::: DATASET

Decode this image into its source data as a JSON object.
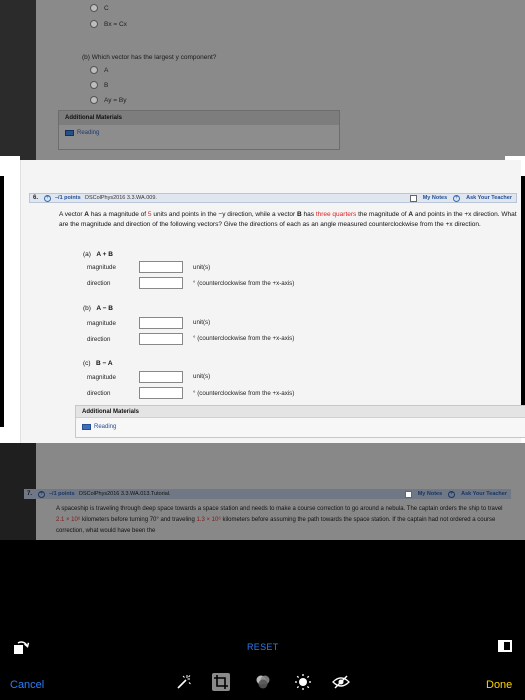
{
  "upper_question": {
    "options_prev": [
      "C",
      "Bx = Cx"
    ],
    "part_b_prompt": "(b) Which vector has the largest y component?",
    "options": [
      "A",
      "B",
      "Ay = By"
    ],
    "additional_materials": "Additional Materials",
    "reading": "Reading"
  },
  "question6": {
    "number": "6.",
    "points": "–/1 points",
    "code": "OSColPhys2016 3.3.WA.009.",
    "my_notes": "My Notes",
    "ask_teacher": "Ask Your Teacher",
    "prompt_1": "A vector",
    "vec_a": "A",
    "prompt_2": "has a magnitude of",
    "magnitude": "5",
    "prompt_3": "units and points in the −y direction, while a vector",
    "vec_b": "B",
    "prompt_4": "has",
    "fraction": "three quarters",
    "prompt_5": "the magnitude of",
    "prompt_6": "and points in the +x direction. What are the magnitude and direction of the following vectors? Give the directions of each as an angle measured counterclockwise from the +x direction.",
    "parts": [
      {
        "label": "(a)",
        "expr": "A + B",
        "magnitude_label": "magnitude",
        "magnitude_unit": "unit(s)",
        "direction_label": "direction",
        "direction_unit": "° (counterclockwise from the +x-axis)"
      },
      {
        "label": "(b)",
        "expr": "A − B",
        "magnitude_label": "magnitude",
        "magnitude_unit": "unit(s)",
        "direction_label": "direction",
        "direction_unit": "° (counterclockwise from the +x-axis)"
      },
      {
        "label": "(c)",
        "expr": "B − A",
        "magnitude_label": "magnitude",
        "magnitude_unit": "unit(s)",
        "direction_label": "direction",
        "direction_unit": "° (counterclockwise from the +x-axis)"
      }
    ],
    "additional_materials": "Additional Materials",
    "reading": "Reading"
  },
  "question7": {
    "number": "7.",
    "points": "–/1 points",
    "code": "OSColPhys2016 3.3.WA.013.Tutorial.",
    "my_notes": "My Notes",
    "ask_teacher": "Ask Your Teacher",
    "text_1": "A spaceship is traveling through deep space towards a space station and needs to make a course correction to go around a nebula. The captain orders the ship to travel",
    "dist_1": "2.1 × 10⁶",
    "text_2": "kilometers before turning 70° and traveling",
    "dist_2": "1.3 × 10⁶",
    "text_3": "kilometers before assuming the path towards the space station. If the captain had not ordered a course correction, what would have been the"
  },
  "toolbar": {
    "reset": "RESET",
    "cancel": "Cancel",
    "done": "Done",
    "icons": [
      "rotate-icon",
      "aspect-ratio-icon",
      "auto-enhance-icon",
      "crop-icon",
      "filters-icon",
      "adjust-icon",
      "markup-icon"
    ]
  },
  "colors": {
    "accent_blue": "#2e7cf6",
    "done_yellow": "#ffd400",
    "highlight_red": "#d22222",
    "link_blue": "#254f96"
  }
}
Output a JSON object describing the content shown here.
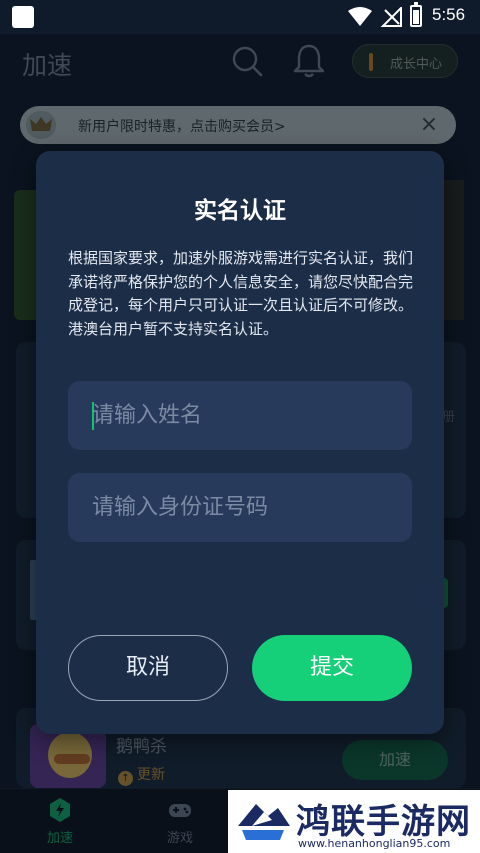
{
  "status_bar": {
    "time": "5:56"
  },
  "header": {
    "title": "加速",
    "growth_center_label": "成长中心"
  },
  "promo_banner": {
    "text": "新用户限时特惠，点击购买会员>",
    "close_glyph": "×"
  },
  "background": {
    "edge_text": "册",
    "game": {
      "name": "鹅鸭杀",
      "update_label": "更新",
      "accelerate_label": "加速"
    }
  },
  "bottom_nav": {
    "items": [
      {
        "label": "加速",
        "icon": "rocket-icon",
        "active": true
      },
      {
        "label": "游戏",
        "icon": "gamepad-icon",
        "active": false
      }
    ]
  },
  "watermark": {
    "title": "鸿联手游网",
    "url": "www.henanhonglian95.com"
  },
  "dialog": {
    "title": "实名认证",
    "description": "根据国家要求，加速外服游戏需进行实名认证，我们承诺将严格保护您的个人信息安全，请您尽快配合完成登记，每个用户只可认证一次且认证后不可修改。港澳台用户暂不支持实名认证。",
    "name_placeholder": "请输入姓名",
    "id_placeholder": "请输入身份证号码",
    "cancel_label": "取消",
    "submit_label": "提交"
  },
  "colors": {
    "accent_green": "#16cf79",
    "dialog_bg": "#1c2d48",
    "field_bg": "#273a5c"
  }
}
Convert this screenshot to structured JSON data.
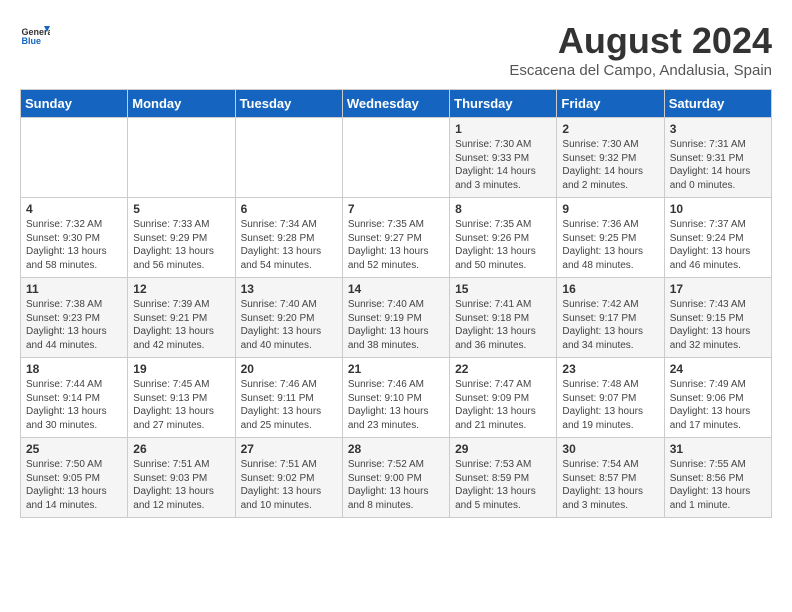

::::::

▶ **YOUR OBJECTIVE**:
Send back the data above word for word, with the pictures left out.

▶ **RESULT FOR THIS EXERCISE**:
Decode this image into its source data as a JSON object.
{
  "upper_question": {
    "options_prev": [
      "C",
      "Bx = Cx"
    ],
    "part_b_prompt": "(b) Which vector has the largest y component?",
    "options": [
      "A",
      "B",
      "Ay = By"
    ],
    "additional_materials": "Additional Materials",
    "reading": "Reading"
  },
  "question6": {
    "number": "6.",
    "points": "–/1 points",
    "code": "OSColPhys2016 3.3.WA.009.",
    "my_notes": "My Notes",
    "ask_teacher": "Ask Your Teacher",
    "prompt_1": "A vector",
    "vec_a": "A",
    "prompt_2": "has a magnitude of",
    "magnitude": "5",
    "prompt_3": "units and points in the −y direction, while a vector",
    "vec_b": "B",
    "prompt_4": "has",
    "fraction": "three quarters",
    "prompt_5": "the magnitude of",
    "prompt_6": "and points in the +x direction. What are the magnitude and direction of the following vectors? Give the directions of each as an angle measured counterclockwise from the +x direction.",
    "parts": [
      {
        "label": "(a)",
        "expr": "A + B",
        "magnitude_label": "magnitude",
        "magnitude_unit": "unit(s)",
        "direction_label": "direction",
        "direction_unit": "° (counterclockwise from the +x-axis)"
      },
      {
        "label": "(b)",
        "expr": "A − B",
        "magnitude_label": "magnitude",
        "magnitude_unit": "unit(s)",
        "direction_label": "direction",
        "direction_unit": "° (counterclockwise from the +x-axis)"
      },
      {
        "label": "(c)",
        "expr": "B − A",
        "magnitude_label": "magnitude",
        "magnitude_unit": "unit(s)",
        "direction_label": "direction",
        "direction_unit": "° (counterclockwise from the +x-axis)"
      }
    ],
    "additional_materials": "Additional Materials",
    "reading": "Reading"
  },
  "question7": {
    "number": "7.",
    "points": "–/1 points",
    "code": "OSColPhys2016 3.3.WA.013.Tutorial.",
    "my_notes": "My Notes",
    "ask_teacher": "Ask Your Teacher",
    "text_1": "A spaceship is traveling through deep space towards a space station and needs to make a course correction to go around a nebula. The captain orders the ship to travel",
    "dist_1": "2.1 × 10⁶",
    "text_2": "kilometers before turning 70° and traveling",
    "dist_2": "1.3 × 10⁶",
    "text_3": "kilometers before assuming the path towards the space station. If the captain had not ordered a course correction, what would have been the"
  },
  "toolbar": {
    "reset": "RESET",
    "cancel": "Cancel",
    "done": "Done",
    "icons": [
      "rotate-icon",
      "aspect-ratio-icon",
      "auto-enhance-icon",
      "crop-icon",
      "filters-icon",
      "adjust-icon",
      "markup-icon"
    ]
  },
  "colors": {
    "accent_blue": "#2e7cf6",
    "done_yellow": "#ffd400",
    "highlight_red": "#d22222",
    "link_blue": "#254f96"
  }
}
Output a JSON object describing the content shown here.
{
  "status_bar": {
    "time": "5:56"
  },
  "header": {
    "title": "加速",
    "growth_center_label": "成长中心"
  },
  "promo_banner": {
    "text": "新用户限时特惠，点击购买会员>",
    "close_glyph": "×"
  },
  "background": {
    "edge_text": "册",
    "game": {
      "name": "鹅鸭杀",
      "update_label": "更新",
      "accelerate_label": "加速"
    }
  },
  "bottom_nav": {
    "items": [
      {
        "label": "加速",
        "icon": "rocket-icon",
        "active": true
      },
      {
        "label": "游戏",
        "icon": "gamepad-icon",
        "active": false
      }
    ]
  },
  "watermark": {
    "title": "鸿联手游网",
    "url": "www.henanhonglian95.com"
  },
  "dialog": {
    "title": "实名认证",
    "description": "根据国家要求，加速外服游戏需进行实名认证，我们承诺将严格保护您的个人信息安全，请您尽快配合完成登记，每个用户只可认证一次且认证后不可修改。港澳台用户暂不支持实名认证。",
    "name_placeholder": "请输入姓名",
    "id_placeholder": "请输入身份证号码",
    "cancel_label": "取消",
    "submit_label": "提交"
  },
  "colors": {
    "accent_green": "#16cf79",
    "dialog_bg": "#1c2d48",
    "field_bg": "#273a5c"
  }
}
Convert this screenshot to structured JSON data.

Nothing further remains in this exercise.